For my latest project, Auto Swatch, I needed a process management system to handle the availability of critical services, like nginx, memcached, PostgreSQL, and the application's Gunicorn processes. We use Supervisor atDwaiter, so this was my natural choice.

"Supervisor is a client/server system that allows its users to monitor and control a number of processes on UNIX-like operating systems."

Steve Losh said that the trick to getting anything working with Supervisor is to make sure it doesn't daemonize. But, alas, there are other tricks.

This blog post concerns getting PostgreSQL working with Supervisor.

First, install PostgreSQL normally. On Ubuntu 10.10, the default way of running PostgreSQL is via Unix socket. This socket lives at /var/run/postgresql. Now, believe it or not, this creates a problem when trying to run PostgreSQL in foreground mode, as required by Supervisor. More on that later.

To understand the problem, you have to understand how PostgreSQL runs normally. Typically, you run PostgreSQL via init script, like /etc/init.d/postgresql start. This script runs a bunch of code, some of which actually creates the dir /var/run/postgresql and sets the proper permissions.

Problem: when you run PostgreSQL in foreground mode with Supervisor, it tries to open the socket in /var/run/postgresql. This will work if you've previously run PostgreSQL with the init script, because the init script created and set the permissions for that dir. However, after reboot, that dir will be gone, and PostgreSQL won't be able to open the socket there, resulting in failure. So, we either need to move the socket (meaning a config change with your app), or make PostgreSQL run on a TCP port instead. TCP port it is.
# # # # #
**AIM 1:** According to the blog post, why does PostgreSQL fail to start under Supervisor after a reboot? Answer in one to three sentences.
**AIM 2:** List every critical service that the blog post says needed process management.
**AIM 3:** Carry on writing the blog post about running PostgreSQL with Supervisor, starting after its final sentence.
The lines that come after the blog post are separate material.

**INFORMATION SUPPLIED:**
# # # # #
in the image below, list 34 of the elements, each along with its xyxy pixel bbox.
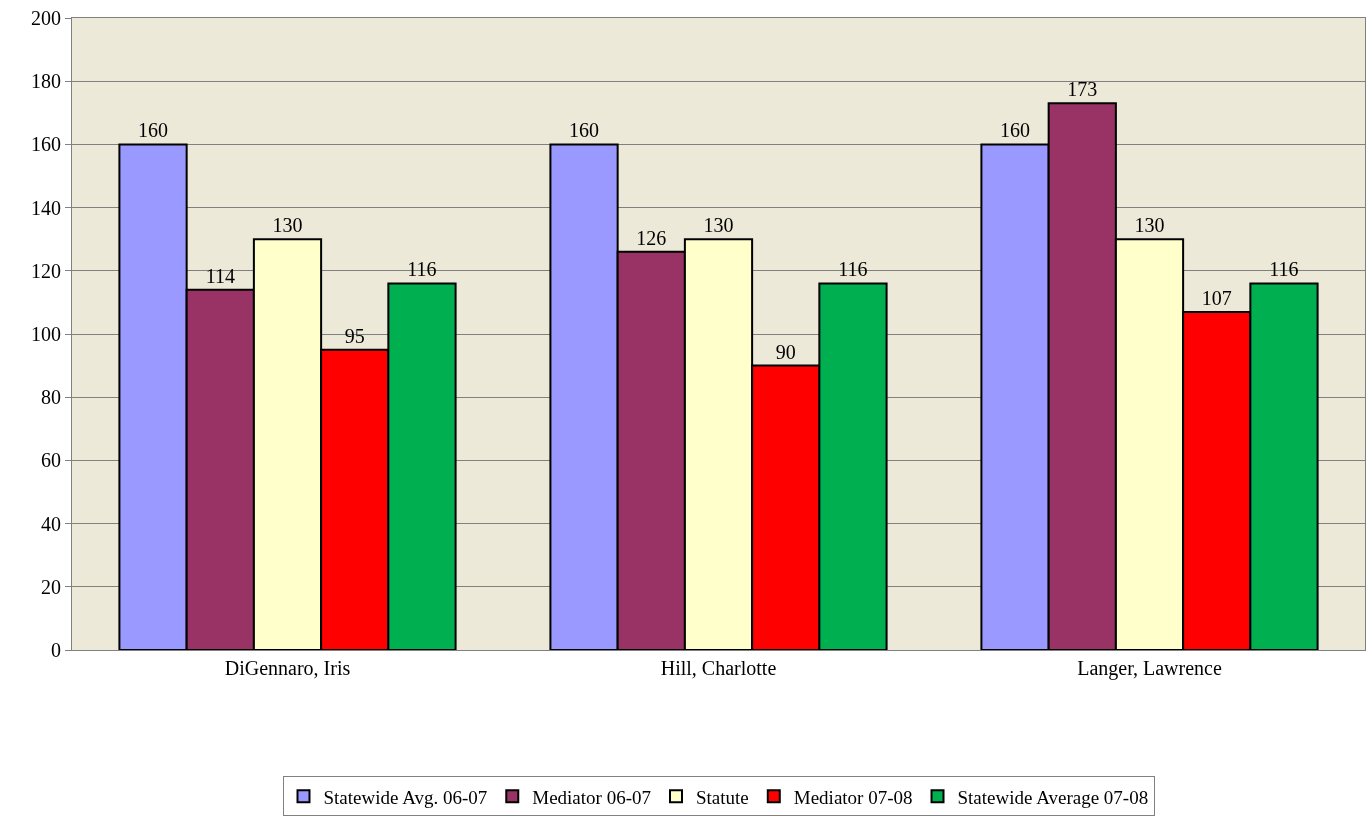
# # # # #
**TASK ANSWER 1:** Run in foreground mode under Supervisor, PostgreSQL tries to open its socket in /var/run/postgresql, a directory normally created and given the proper permissions by the init script. After a reboot that directory is gone, so PostgreSQL cannot open the socket there and fails.

**TASK ANSWER 2:** nginx, memcached, PostgreSQL, the application's Gunicorn processes

**TASK ANSWER 3:**
To get things running with Supervisor:

  • Stop PostgreSQL: sudo /etc/init.d/postgresql stop
  • Move the init script somewhere safe: sudo mv /etc/init.d/postgresql ~/somewhere-safe (so it won't startup in daemon mode)
  • Edit the PostgreSQL config: sudo vim /etc/postgresql/8.4/main/postgresql.conf
  • Line 49: comment out external_pid_file (not needed for TCP mode)
  • Line 63: comment out port (unless you want to change the default port of 5432)
  • Line 68: change unix_socket_directory to /tmp

With this config, PostgreSQL will default to using TCP port 5432 instead of a Unix socket.

Here's what my Supervisor conf looks like for PostgreSQL:

[program:postgresql]
user=postgres
command=/usr/lib/postgresql/8.4/bin/postmaster -D "/var/lib/postgresql/8.4/main"
process_name=%(program_name)s
stopsignal=INT
autostart=true
autorestart=true
redirect_stderr=true

Now, you might also get an error about PostgreSQL not being able to read the config file at /var/lib/postgresql/8.4/main/postgresql.conf.

I had to symlink:

sudo ln -s /etc/postgresql/8.4/main/postgresql.conf /var/lib/postgresql/8.4/main/postgresql.conf

Your mileage may vary. Good luck.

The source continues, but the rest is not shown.